Using the listing below, extract each line that has the word "estos" in it.

EXTRACTED ENTRIES
-.-.-

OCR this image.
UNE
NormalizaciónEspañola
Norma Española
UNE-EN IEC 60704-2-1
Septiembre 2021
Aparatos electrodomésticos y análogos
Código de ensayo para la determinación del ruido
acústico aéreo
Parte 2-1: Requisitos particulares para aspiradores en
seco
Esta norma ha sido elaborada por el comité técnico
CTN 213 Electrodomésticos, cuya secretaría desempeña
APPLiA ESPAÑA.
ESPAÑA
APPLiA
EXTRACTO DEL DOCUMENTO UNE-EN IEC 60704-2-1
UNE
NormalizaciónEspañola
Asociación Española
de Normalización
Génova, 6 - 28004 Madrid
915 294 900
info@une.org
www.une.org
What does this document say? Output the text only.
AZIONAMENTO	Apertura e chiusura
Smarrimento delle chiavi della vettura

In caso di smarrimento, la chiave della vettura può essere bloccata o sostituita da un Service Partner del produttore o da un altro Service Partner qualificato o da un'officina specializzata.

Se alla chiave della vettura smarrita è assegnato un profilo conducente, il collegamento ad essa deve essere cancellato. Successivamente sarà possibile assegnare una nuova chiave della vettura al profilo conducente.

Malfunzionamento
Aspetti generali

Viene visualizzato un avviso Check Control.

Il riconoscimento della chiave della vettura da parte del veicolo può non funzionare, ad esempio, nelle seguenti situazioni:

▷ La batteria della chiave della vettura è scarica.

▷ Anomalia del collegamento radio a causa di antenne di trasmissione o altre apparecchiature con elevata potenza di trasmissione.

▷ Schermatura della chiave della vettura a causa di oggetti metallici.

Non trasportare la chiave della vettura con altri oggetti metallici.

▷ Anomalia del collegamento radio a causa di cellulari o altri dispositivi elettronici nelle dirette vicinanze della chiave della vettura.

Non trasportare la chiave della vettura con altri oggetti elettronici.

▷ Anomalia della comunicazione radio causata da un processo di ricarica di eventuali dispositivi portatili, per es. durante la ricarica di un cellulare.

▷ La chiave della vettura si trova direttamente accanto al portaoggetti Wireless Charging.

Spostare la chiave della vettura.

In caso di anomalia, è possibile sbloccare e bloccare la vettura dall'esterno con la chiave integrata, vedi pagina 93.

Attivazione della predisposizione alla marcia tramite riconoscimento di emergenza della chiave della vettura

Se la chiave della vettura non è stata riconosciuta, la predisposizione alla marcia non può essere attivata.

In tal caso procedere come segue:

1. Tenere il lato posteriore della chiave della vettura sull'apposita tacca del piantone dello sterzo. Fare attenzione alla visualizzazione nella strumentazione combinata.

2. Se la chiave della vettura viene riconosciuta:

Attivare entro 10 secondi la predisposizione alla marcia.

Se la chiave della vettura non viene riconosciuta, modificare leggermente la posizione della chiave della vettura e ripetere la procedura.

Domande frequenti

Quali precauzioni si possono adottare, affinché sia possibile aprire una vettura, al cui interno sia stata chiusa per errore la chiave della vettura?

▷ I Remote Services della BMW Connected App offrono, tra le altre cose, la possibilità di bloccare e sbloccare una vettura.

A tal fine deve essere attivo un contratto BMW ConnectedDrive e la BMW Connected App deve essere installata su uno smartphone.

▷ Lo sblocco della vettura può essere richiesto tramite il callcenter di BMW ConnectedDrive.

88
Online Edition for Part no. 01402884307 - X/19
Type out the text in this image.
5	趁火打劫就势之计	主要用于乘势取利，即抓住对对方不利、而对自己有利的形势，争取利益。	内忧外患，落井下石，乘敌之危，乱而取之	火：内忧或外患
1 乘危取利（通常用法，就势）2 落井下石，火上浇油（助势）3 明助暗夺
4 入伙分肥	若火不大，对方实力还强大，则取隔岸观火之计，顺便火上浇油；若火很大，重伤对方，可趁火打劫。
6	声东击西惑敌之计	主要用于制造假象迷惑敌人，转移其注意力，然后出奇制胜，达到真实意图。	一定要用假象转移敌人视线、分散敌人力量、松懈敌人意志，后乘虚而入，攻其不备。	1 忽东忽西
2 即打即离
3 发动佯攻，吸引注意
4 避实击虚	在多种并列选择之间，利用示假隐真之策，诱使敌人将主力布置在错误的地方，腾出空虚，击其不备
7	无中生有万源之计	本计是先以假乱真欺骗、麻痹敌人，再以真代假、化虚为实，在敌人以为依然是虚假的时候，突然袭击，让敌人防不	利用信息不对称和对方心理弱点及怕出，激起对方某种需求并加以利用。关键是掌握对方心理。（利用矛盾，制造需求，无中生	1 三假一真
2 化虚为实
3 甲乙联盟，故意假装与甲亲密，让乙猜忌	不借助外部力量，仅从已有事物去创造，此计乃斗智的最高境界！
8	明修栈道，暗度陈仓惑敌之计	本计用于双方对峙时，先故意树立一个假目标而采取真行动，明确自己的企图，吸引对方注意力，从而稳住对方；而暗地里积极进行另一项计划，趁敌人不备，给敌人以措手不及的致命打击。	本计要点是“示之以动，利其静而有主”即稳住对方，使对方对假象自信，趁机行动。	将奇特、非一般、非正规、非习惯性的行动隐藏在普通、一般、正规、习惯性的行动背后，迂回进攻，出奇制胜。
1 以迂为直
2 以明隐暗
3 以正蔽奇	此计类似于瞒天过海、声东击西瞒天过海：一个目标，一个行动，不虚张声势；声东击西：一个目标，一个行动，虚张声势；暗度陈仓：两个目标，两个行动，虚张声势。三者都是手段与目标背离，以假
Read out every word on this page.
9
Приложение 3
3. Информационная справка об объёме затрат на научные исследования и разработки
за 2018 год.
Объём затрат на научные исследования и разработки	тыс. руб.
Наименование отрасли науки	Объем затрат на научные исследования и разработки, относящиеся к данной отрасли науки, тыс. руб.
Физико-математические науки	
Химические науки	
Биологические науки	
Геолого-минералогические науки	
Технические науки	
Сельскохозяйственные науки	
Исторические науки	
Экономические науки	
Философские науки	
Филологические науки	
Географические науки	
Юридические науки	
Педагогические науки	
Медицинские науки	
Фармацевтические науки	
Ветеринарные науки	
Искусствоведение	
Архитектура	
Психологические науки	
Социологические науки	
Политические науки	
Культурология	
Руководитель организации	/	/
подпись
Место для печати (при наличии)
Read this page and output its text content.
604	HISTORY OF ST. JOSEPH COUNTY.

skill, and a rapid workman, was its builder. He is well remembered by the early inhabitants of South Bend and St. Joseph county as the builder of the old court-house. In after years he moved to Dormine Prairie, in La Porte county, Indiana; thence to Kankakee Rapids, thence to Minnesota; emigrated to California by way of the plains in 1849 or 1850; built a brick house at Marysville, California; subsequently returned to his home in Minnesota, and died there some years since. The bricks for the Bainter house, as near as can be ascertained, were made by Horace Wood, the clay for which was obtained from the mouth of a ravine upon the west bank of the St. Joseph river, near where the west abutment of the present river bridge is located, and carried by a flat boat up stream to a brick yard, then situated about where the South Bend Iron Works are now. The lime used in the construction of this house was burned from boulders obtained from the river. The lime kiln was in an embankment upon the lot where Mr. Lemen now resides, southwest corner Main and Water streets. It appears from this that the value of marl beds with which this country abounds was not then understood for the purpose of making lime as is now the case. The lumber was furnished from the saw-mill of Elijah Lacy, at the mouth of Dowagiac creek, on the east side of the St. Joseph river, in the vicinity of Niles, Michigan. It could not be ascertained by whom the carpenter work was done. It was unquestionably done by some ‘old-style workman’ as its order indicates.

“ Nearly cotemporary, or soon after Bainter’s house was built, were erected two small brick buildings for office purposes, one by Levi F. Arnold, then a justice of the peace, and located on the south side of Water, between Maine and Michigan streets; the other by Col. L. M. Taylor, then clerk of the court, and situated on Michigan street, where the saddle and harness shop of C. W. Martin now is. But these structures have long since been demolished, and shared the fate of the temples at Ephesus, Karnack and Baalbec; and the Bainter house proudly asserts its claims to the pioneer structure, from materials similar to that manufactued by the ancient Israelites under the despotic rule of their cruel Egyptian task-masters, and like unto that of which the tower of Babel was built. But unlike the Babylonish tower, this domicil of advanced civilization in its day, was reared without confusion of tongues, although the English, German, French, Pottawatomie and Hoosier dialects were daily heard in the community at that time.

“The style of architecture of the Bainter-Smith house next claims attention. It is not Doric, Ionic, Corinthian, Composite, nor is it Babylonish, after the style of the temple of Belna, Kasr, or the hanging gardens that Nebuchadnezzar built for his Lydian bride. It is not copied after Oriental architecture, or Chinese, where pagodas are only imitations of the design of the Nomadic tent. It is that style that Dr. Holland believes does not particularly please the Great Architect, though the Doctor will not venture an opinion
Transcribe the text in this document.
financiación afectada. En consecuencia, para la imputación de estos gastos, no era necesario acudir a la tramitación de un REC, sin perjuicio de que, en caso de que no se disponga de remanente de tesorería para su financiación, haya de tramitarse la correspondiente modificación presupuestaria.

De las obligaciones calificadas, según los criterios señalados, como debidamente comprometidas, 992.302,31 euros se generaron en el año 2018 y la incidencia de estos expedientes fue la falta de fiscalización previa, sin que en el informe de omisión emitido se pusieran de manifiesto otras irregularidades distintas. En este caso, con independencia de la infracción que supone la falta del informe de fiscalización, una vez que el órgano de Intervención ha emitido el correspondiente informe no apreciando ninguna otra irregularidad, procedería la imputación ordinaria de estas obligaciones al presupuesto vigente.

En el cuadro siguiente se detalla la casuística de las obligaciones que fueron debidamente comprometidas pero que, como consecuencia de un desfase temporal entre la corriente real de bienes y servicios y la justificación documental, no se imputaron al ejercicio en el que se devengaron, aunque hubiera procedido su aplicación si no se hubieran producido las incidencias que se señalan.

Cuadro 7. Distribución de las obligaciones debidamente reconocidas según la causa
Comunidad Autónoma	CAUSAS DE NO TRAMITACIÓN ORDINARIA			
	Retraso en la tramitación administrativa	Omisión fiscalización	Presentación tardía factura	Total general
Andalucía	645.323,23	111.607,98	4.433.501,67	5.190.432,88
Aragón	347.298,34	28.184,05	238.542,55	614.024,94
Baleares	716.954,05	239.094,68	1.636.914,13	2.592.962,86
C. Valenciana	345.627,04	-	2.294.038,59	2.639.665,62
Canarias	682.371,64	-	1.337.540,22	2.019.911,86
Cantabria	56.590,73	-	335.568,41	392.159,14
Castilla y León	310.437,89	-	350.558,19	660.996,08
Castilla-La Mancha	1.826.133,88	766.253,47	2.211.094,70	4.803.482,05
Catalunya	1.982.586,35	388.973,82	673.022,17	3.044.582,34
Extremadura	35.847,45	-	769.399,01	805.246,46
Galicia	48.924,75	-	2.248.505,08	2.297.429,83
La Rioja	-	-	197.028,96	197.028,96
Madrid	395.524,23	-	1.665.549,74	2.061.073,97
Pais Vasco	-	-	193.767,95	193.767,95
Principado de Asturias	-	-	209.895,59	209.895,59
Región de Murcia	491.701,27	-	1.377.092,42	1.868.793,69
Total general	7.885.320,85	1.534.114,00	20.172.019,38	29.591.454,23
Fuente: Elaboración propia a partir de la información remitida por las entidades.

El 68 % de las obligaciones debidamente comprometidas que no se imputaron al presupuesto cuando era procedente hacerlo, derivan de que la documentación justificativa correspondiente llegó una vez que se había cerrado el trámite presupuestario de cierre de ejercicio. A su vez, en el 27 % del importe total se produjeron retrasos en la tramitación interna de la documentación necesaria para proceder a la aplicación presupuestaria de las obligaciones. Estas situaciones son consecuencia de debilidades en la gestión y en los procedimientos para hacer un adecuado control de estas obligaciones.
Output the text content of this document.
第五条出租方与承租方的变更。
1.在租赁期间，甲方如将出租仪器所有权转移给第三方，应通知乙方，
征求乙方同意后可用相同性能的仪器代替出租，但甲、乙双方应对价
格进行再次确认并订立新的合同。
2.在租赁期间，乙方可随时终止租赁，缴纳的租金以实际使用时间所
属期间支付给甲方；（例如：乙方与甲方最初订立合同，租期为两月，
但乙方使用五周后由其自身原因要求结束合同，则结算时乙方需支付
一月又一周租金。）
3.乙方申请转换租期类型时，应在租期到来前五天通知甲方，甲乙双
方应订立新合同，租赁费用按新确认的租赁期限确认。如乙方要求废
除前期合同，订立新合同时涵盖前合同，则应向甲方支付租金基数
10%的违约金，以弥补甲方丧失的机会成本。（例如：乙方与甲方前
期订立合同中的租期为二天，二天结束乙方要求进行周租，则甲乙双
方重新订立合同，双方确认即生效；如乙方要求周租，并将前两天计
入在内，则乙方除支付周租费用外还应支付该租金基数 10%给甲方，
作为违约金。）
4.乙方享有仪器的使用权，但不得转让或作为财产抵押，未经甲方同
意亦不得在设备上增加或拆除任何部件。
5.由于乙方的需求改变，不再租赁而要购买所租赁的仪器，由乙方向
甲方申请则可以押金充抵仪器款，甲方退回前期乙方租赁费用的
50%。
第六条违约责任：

-.-.-

RESULT FOR THIS TASK
financiación afectada. En consecuencia, para la imputación de estos gastos, no era necesario acudir a la tramitación de un REC, sin perjuicio de que, en caso de que no se disponga de remanente de tesorería para su financiación, haya de tramitarse la correspondiente modificación presupuestaria.
De las obligaciones calificadas, según los criterios señalados, como debidamente comprometidas, 992.302,31 euros se generaron en el año 2018 y la incidencia de estos expedientes fue la falta de fiscalización previa, sin que en el informe de omisión emitido se pusieran de manifiesto otras irregularidades distintas. En este caso, con independencia de la infracción que supone la falta del informe de fiscalización, una vez que el órgano de Intervención ha emitido el correspondiente informe no apreciando ninguna otra irregularidad, procedería la imputación ordinaria de estas obligaciones al presupuesto vigente.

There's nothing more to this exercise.